Challenge:
Identify all lines in the data containing the string "kitchen". Copy them out.

Extracted data entries
++++++

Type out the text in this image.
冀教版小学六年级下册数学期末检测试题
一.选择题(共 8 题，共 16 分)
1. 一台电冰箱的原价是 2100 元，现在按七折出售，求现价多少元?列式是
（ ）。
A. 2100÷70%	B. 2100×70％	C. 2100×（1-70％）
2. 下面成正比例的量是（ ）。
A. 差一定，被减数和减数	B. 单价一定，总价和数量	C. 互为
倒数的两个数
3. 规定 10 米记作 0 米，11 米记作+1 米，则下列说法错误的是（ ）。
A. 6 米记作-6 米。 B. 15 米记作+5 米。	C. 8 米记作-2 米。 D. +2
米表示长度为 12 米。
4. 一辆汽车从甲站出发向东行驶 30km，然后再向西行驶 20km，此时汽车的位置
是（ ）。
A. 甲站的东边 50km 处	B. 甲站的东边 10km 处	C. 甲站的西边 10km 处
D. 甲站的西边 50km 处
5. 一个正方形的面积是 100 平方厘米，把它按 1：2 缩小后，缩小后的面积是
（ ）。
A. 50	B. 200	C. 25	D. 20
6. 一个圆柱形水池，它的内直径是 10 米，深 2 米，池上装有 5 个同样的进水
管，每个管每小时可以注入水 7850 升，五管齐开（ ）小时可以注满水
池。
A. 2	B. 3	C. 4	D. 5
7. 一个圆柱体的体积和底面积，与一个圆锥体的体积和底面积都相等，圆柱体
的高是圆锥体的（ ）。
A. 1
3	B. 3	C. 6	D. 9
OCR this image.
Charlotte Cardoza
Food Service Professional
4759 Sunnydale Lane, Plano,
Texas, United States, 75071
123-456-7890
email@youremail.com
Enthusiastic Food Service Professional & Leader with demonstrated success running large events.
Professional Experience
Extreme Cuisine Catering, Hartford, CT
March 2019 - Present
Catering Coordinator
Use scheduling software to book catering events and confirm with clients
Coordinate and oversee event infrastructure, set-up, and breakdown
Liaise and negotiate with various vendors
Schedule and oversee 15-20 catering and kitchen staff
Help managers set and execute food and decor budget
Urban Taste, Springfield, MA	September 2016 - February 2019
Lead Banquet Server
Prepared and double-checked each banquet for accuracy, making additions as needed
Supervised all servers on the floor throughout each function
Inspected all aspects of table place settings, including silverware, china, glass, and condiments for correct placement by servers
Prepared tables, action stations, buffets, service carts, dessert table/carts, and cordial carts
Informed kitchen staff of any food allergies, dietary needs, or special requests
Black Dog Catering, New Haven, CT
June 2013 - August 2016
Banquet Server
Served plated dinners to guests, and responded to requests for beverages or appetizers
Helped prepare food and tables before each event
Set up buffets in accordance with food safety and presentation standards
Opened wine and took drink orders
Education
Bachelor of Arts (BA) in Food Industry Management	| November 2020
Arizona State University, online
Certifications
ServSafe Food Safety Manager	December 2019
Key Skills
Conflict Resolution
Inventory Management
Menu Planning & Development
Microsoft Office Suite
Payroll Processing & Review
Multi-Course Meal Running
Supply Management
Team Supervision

++++++

Task response:
Schedule and oversee 15-20 catering and kitchen staff
Informed kitchen staff of any food allergies, dietary needs, or special requests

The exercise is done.